### Problem
Extract, exactly as written, all lines of the material below from the line that includes "Parse this screenshot: output" through its last line.

### Listed entries
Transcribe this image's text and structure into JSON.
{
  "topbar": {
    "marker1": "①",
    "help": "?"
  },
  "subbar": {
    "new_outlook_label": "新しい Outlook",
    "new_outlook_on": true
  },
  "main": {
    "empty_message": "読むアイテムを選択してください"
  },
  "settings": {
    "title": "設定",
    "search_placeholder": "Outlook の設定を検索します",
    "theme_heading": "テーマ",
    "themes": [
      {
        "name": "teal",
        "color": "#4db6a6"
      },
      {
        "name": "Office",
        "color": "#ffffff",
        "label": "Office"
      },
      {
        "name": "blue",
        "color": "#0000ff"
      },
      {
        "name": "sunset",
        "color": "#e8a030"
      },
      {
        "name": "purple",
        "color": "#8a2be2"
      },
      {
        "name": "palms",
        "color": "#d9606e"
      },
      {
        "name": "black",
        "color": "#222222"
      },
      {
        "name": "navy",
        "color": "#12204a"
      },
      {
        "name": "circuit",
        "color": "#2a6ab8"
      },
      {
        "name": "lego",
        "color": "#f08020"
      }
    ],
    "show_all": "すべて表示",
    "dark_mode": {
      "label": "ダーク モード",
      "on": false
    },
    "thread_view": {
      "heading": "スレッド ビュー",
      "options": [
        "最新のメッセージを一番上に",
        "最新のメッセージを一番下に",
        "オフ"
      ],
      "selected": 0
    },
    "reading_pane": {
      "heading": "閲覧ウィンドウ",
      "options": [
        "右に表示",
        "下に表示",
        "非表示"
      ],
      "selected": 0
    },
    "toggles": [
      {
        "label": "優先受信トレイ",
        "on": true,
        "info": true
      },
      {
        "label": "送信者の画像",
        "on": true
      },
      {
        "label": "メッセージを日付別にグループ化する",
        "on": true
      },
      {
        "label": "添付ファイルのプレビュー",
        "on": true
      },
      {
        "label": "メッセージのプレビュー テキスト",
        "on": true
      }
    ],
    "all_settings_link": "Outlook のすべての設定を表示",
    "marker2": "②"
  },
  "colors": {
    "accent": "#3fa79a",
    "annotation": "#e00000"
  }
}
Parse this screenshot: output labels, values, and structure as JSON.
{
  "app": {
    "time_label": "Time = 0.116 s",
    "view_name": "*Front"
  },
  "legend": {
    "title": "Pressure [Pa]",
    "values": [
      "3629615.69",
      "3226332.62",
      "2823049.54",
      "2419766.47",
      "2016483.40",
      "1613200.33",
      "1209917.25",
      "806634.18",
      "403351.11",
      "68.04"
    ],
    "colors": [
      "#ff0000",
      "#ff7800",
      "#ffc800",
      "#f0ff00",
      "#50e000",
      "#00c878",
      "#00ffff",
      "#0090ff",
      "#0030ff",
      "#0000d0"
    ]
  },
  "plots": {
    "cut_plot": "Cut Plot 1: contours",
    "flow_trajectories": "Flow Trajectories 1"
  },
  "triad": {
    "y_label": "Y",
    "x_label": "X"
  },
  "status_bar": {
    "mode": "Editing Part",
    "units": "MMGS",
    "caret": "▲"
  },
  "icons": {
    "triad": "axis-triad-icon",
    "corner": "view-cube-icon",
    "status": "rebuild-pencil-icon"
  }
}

### Reply
Parse this screenshot: output labels, values, and structure as JSON.
{
  "app": {
    "time_label": "Time = 0.116 s",
    "view_name": "*Front"
  },
  "legend": {
    "title": "Pressure [Pa]",
    "values": [
      "3629615.69",
      "3226332.62",
      "2823049.54",
      "2419766.47",
      "2016483.40",
      "1613200.33",
      "1209917.25",
      "806634.18",
      "403351.11",
      "68.04"
    ],
    "colors": [
      "#ff0000",
      "#ff7800",
      "#ffc800",
      "#f0ff00",
      "#50e000",
      "#00c878",
      "#00ffff",
      "#0090ff",
      "#0030ff",
      "#0000d0"
    ]
  },
  "plots": {
    "cut_plot": "Cut Plot 1: contours",
    "flow_trajectories": "Flow Trajectories 1"
  },
  "triad": {
    "y_label": "Y",
    "x_label": "X"
  },
  "status_bar": {
    "mode": "Editing Part",
    "units": "MMGS",
    "caret": "▲"
  },
  "icons": {
    "triad": "axis-triad-icon",
    "corner": "view-cube-icon",
    "status": "rebuild-pencil-icon"
  }
}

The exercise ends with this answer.